Dataset entries
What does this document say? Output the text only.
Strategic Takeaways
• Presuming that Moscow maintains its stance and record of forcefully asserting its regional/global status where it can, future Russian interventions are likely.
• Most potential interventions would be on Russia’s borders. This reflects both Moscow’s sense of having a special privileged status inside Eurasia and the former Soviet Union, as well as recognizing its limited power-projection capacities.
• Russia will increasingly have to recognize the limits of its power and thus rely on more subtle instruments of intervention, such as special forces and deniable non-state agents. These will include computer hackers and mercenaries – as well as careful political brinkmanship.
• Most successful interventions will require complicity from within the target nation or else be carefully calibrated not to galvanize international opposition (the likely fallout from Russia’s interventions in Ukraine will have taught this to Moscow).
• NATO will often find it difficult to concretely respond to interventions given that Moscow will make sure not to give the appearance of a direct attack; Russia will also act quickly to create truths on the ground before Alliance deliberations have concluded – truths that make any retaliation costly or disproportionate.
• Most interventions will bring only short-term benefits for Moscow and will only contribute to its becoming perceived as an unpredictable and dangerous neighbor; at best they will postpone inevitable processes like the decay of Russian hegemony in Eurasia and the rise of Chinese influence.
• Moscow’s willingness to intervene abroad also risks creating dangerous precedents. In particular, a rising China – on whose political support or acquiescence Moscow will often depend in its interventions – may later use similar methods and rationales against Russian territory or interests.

# Instructions for the task:
Copy every record exactly as presented.

# Solution for this task:
What does this document say? Output the text only.
Strategic Takeaways
• Presuming that Moscow maintains its stance and record of forcefully asserting its regional/global status where it can, future Russian interventions are likely.
• Most potential interventions would be on Russia’s borders. This reflects both Moscow’s sense of having a special privileged status inside Eurasia and the former Soviet Union, as well as recognizing its limited power-projection capacities.
• Russia will increasingly have to recognize the limits of its power and thus rely on more subtle instruments of intervention, such as special forces and deniable non-state agents. These will include computer hackers and mercenaries – as well as careful political brinkmanship.
• Most successful interventions will require complicity from within the target nation or else be carefully calibrated not to galvanize international opposition (the likely fallout from Russia’s interventions in Ukraine will have taught this to Moscow).
• NATO will often find it difficult to concretely respond to interventions given that Moscow will make sure not to give the appearance of a direct attack; Russia will also act quickly to create truths on the ground before Alliance deliberations have concluded – truths that make any retaliation costly or disproportionate.
• Most interventions will bring only short-term benefits for Moscow and will only contribute to its becoming perceived as an unpredictable and dangerous neighbor; at best they will postpone inevitable processes like the decay of Russian hegemony in Eurasia and the rise of Chinese influence.
• Moscow’s willingness to intervene abroad also risks creating dangerous precedents. In particular, a rising China – on whose political support or acquiescence Moscow will often depend in its interventions – may later use similar methods and rationales against Russian territory or interests.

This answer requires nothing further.